=== Your objective ===
Identify every line containing the word "rangement" and reproduce each one.

Collected data:
— Start —

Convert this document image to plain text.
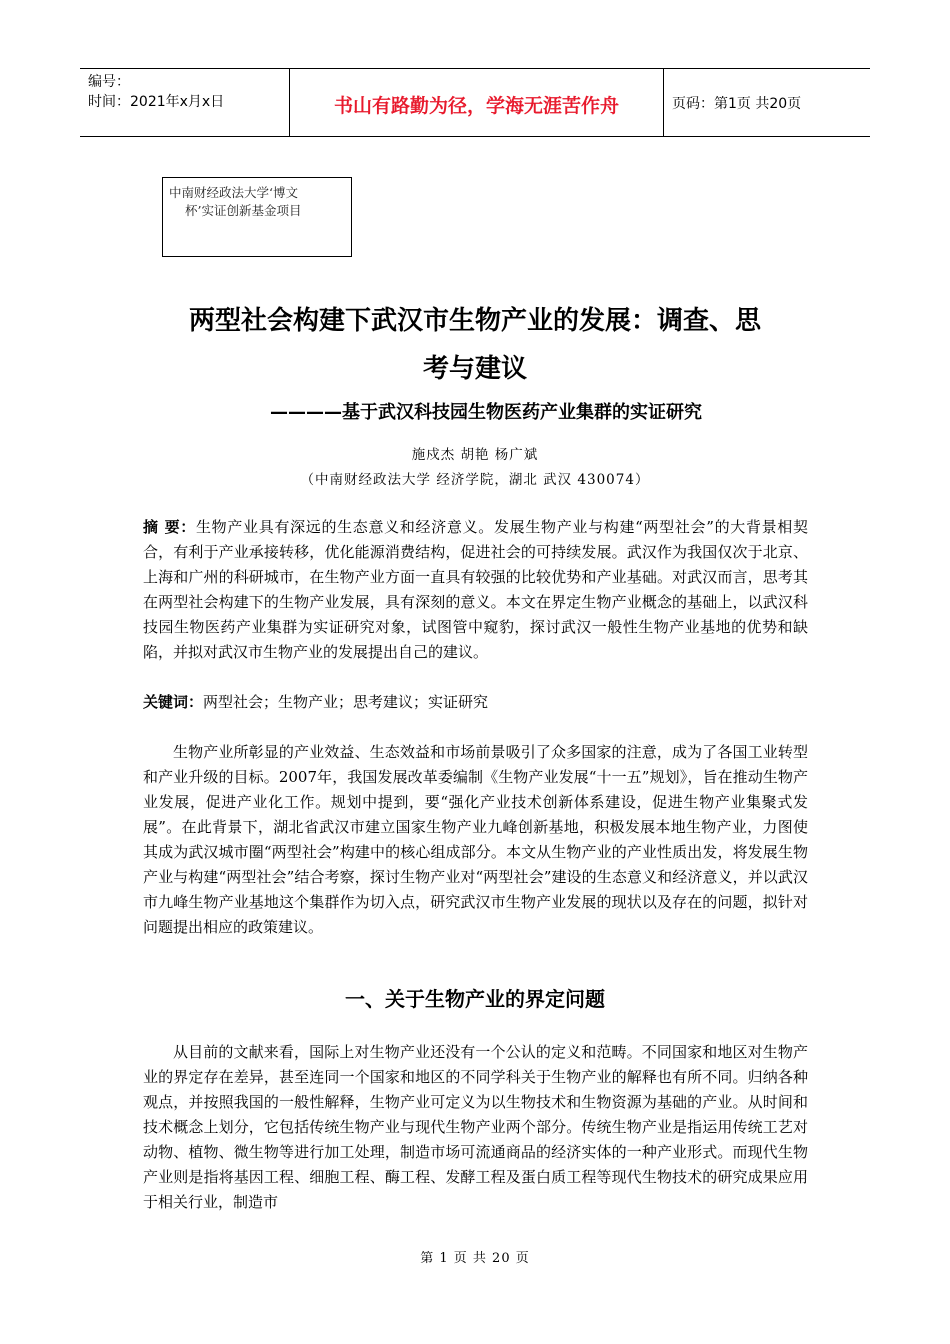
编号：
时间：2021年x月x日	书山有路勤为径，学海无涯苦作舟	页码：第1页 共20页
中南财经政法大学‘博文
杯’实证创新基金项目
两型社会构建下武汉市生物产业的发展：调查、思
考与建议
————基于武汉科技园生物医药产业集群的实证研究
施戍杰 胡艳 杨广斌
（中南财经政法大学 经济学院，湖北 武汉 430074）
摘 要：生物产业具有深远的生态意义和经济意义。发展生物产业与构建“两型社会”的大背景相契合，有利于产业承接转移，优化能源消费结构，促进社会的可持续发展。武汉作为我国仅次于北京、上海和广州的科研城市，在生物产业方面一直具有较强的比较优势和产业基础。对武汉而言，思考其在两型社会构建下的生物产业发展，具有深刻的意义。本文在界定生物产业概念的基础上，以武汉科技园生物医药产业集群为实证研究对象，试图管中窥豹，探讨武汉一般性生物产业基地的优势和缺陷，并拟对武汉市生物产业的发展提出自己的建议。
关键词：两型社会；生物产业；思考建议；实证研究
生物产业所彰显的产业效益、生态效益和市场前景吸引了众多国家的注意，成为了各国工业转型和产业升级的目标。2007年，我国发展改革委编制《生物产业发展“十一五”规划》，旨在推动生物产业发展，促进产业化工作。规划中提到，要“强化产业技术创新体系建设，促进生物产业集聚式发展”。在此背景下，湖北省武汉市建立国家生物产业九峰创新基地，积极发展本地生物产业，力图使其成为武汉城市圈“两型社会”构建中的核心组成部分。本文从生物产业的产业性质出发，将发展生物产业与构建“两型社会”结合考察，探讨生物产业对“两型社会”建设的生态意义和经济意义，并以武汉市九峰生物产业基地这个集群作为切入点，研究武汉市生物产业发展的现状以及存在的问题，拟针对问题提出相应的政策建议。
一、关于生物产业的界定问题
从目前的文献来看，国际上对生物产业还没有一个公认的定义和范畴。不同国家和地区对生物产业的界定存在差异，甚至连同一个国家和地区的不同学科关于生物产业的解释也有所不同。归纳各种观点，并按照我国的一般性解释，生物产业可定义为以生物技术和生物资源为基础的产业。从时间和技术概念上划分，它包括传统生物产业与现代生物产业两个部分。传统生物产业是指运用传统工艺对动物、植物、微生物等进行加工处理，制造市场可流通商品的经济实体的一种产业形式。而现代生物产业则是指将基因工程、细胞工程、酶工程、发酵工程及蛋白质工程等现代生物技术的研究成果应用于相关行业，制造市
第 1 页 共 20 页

— End —
— Start —

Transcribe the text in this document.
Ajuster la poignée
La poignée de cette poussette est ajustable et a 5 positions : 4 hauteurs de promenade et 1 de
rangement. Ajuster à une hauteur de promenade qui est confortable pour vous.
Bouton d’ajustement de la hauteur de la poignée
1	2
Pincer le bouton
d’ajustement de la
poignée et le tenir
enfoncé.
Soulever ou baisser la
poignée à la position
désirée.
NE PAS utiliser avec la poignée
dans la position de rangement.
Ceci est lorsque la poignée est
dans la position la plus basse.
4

— End —

=== Response for this exercise ===
rangement. Ajuster à une hauteur de promenade qui est confortable pour vous.
dans la position de rangement.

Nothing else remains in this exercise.